**SET TASK:** Extract all lines from the data beneath that include the word "vacciner".

[Data records]
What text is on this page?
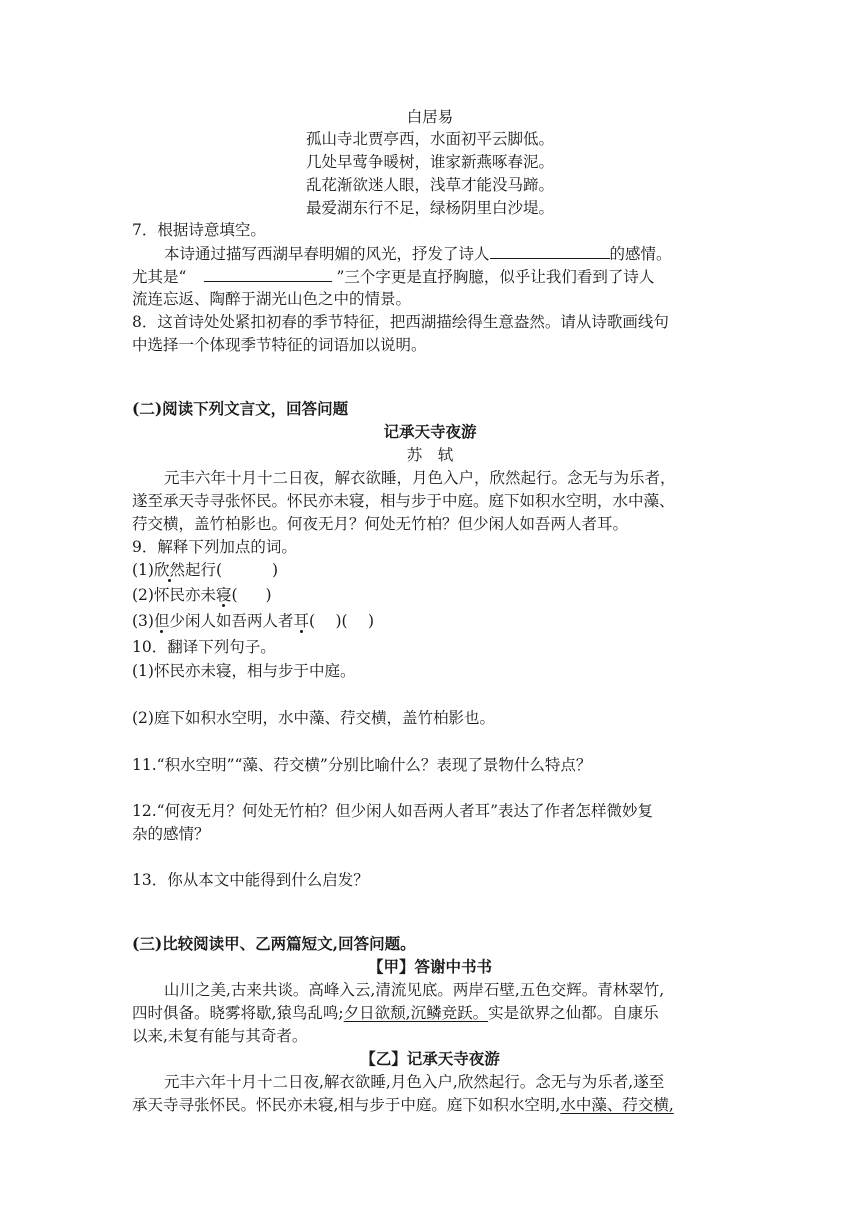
白居易
孤山寺北贾亭西，水面初平云脚低。
几处早莺争暖树，谁家新燕啄春泥。
乱花渐欲迷人眼，浅草才能没马蹄。
最爱湖东行不足，绿杨阴里白沙堤。
7．根据诗意填空。
本诗通过描写西湖早春明媚的风光，抒发了诗人	的感情。
尤其是“	”三个字更是直抒胸臆，似乎让我们看到了诗人
流连忘返、陶醉于湖光山色之中的情景。
8．这首诗处处紧扣初春的季节特征，把西湖描绘得生意盎然。请从诗歌画线句
中选择一个体现季节特征的词语加以说明。
(二)阅读下列文言文，回答问题
记承天寺夜游
苏　轼
元丰六年十月十二日夜，解衣欲睡，月色入户，欣然起行。念无与为乐者，
遂至承天寺寻张怀民。怀民亦未寝，相与步于中庭。庭下如积水空明，水中藻、
荇交横，盖竹柏影也。何夜无月？何处无竹柏？但少闲人如吾两人者耳。
9．解释下列加点的词。
(1)欣然起行(	)
(2)怀民亦未寝( )
(3)但少闲人如吾两人者耳(　 )(　 )
10．翻译下列句子。
(1)怀民亦未寝，相与步于中庭。
(2)庭下如积水空明，水中藻、荇交横，盖竹柏影也。
11.“积水空明”“藻、荇交横”分别比喻什么？表现了景物什么特点？
12.“何夜无月？何处无竹柏？但少闲人如吾两人者耳”表达了作者怎样微妙复
杂的感情？
13．你从本文中能得到什么启发？
(三)比较阅读甲、乙两篇短文,回答问题。
【甲】答谢中书书
山川之美,古来共谈。高峰入云,清流见底。两岸石壁,五色交辉。青林翠竹,
四时俱备。晓雾将歇,猿鸟乱鸣;夕日欲颓,沉鳞竞跃。实是欲界之仙都。自康乐
以来,未复有能与其奇者。
【乙】记承天寺夜游
元丰六年十月十二日夜,解衣欲睡,月色入户,欣然起行。念无与为乐者,遂至
承天寺寻张怀民。怀民亦未寝,相与步于中庭。庭下如积水空明,水中藻、荇交横,
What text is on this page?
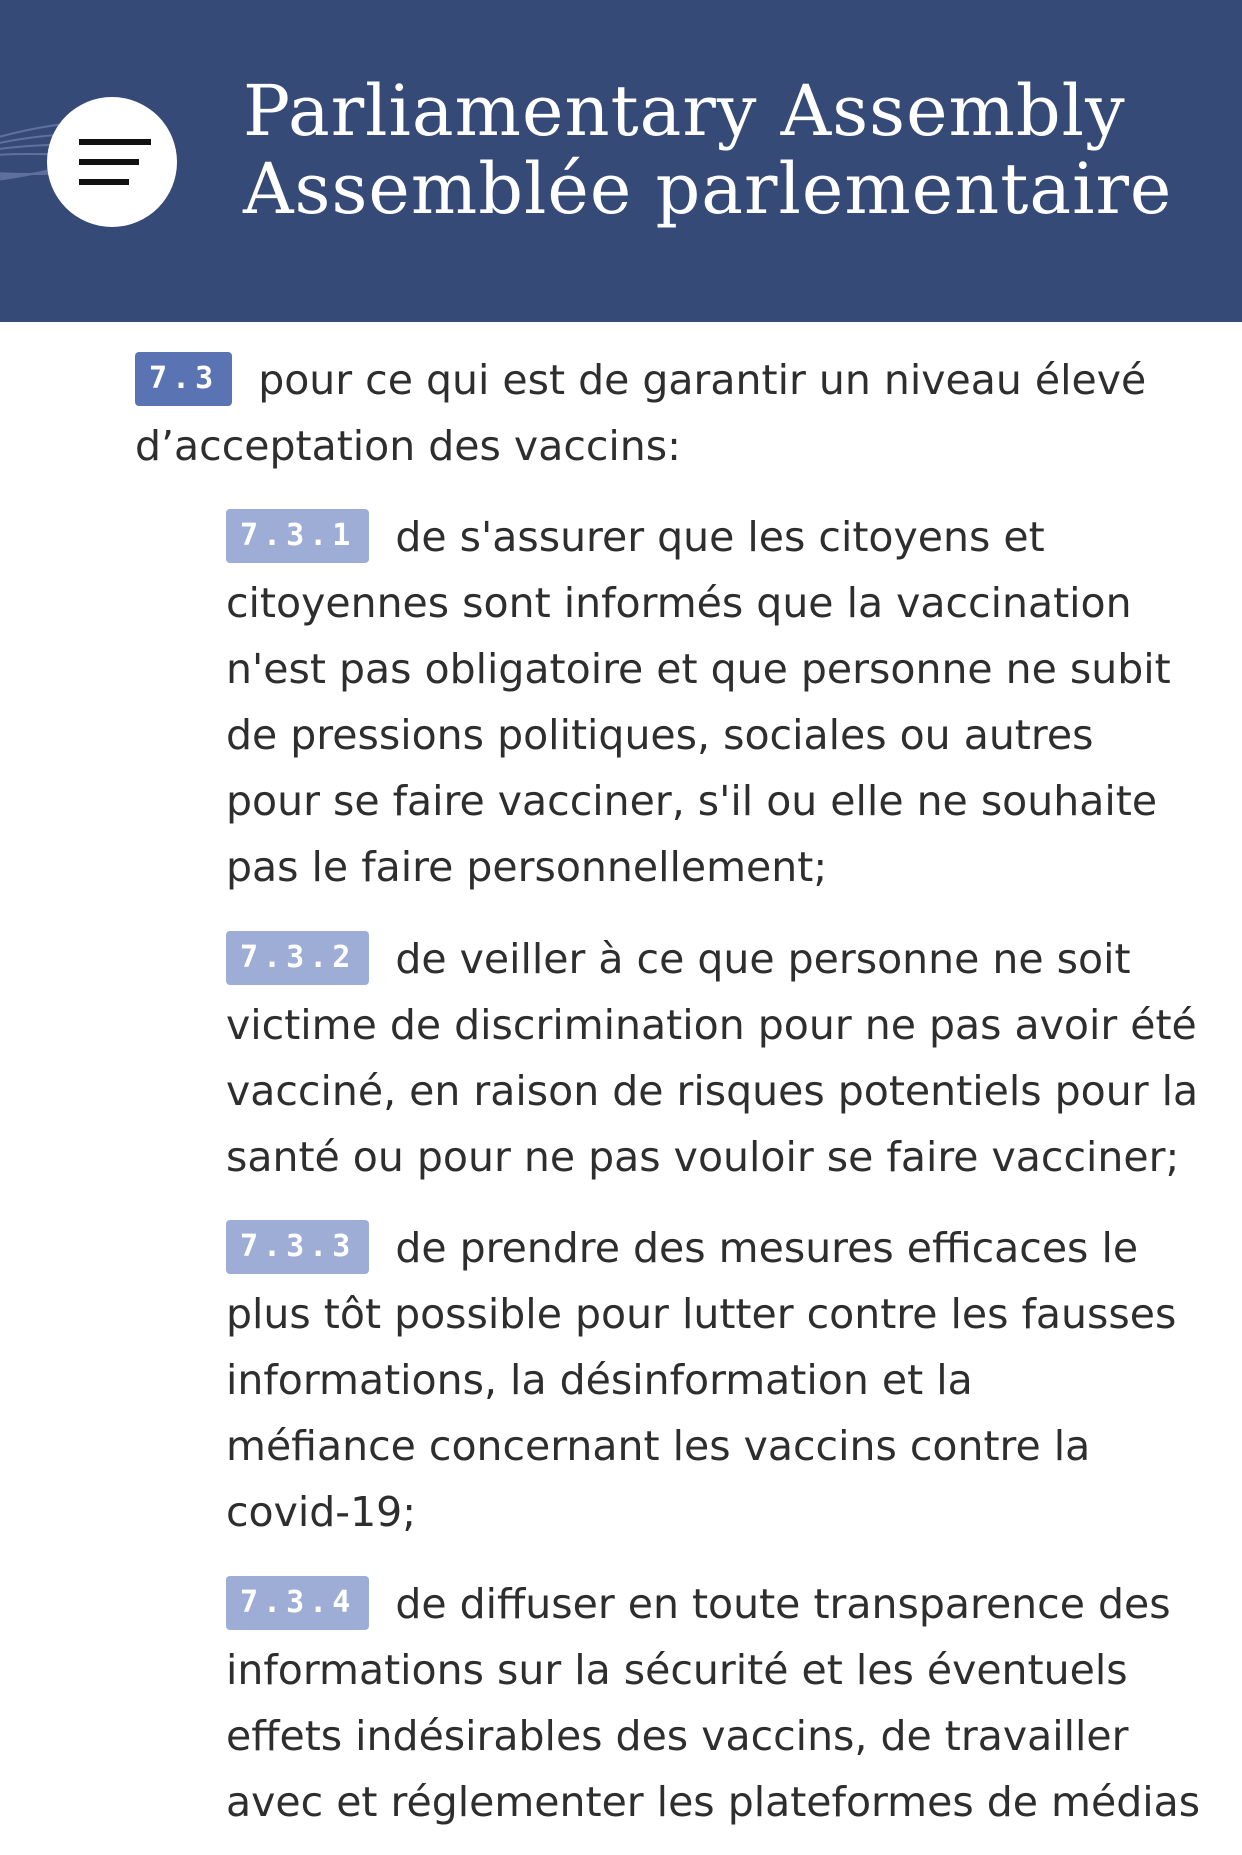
Parliamentary Assembly
Assemblée parlementaire
7.3 pour ce qui est de garantir un niveau élevé
d’acceptation des vaccins:
7.3.1 de s'assurer que les citoyens et
citoyennes sont informés que la vaccination
n'est pas obligatoire et que personne ne subit
de pressions politiques, sociales ou autres
pour se faire vacciner, s'il ou elle ne souhaite
pas le faire personnellement;
7.3.2 de veiller à ce que personne ne soit
victime de discrimination pour ne pas avoir été
vacciné, en raison de risques potentiels pour la
santé ou pour ne pas vouloir se faire vacciner;
7.3.3 de prendre des mesures efficaces le
plus tôt possible pour lutter contre les fausses
informations, la désinformation et la
méfiance concernant les vaccins contre la
covid-19;
7.3.4 de diffuser en toute transparence des
informations sur la sécurité et les éventuels
effets indésirables des vaccins, de travailler
avec et réglementer les plateformes de médias
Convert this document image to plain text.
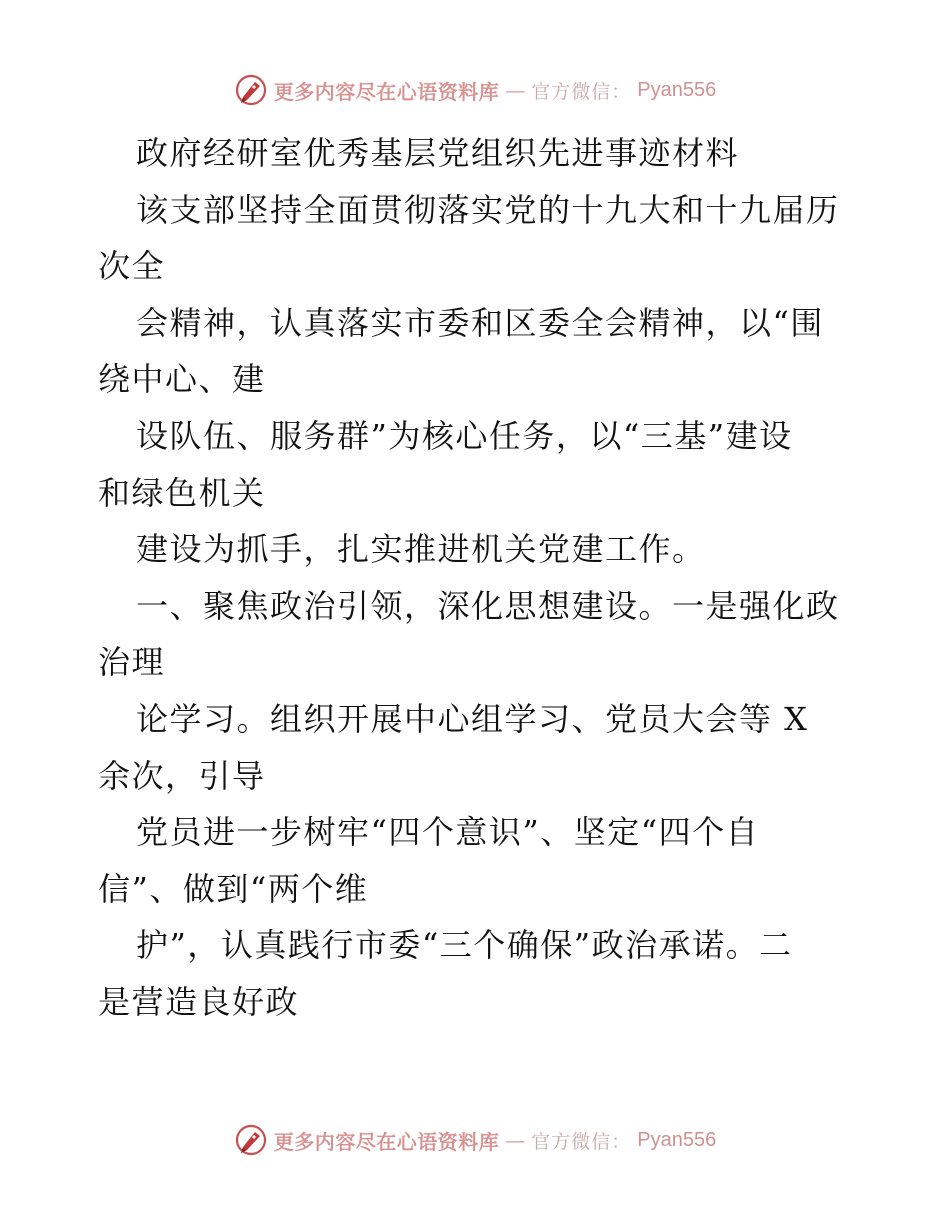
更多内容尽在心语资料库 — 官方微信： Pyan556
政府经研室优秀基层党组织先进事迹材料
该支部坚持全面贯彻落实党的十九大和十九届历
次全
会精神，认真落实市委和区委全会精神，以“围
绕中心、建
设队伍、服务群”为核心任务，以“三基”建设
和绿色机关
建设为抓手，扎实推进机关党建工作。
一、聚焦政治引领，深化思想建设。一是强化政
治理
论学习。组织开展中心组学习、党员大会等 X
余次，引导
党员进一步树牢“四个意识”、坚定“四个自
信”、做到“两个维
护”，认真践行市委“三个确保”政治承诺。二
是营造良好政
更多内容尽在心语资料库 — 官方微信： Pyan556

**RESPONSE TO THIS EXERCISE:**
pour se faire vacciner, s'il ou elle ne souhaite
santé ou pour ne pas vouloir se faire vacciner;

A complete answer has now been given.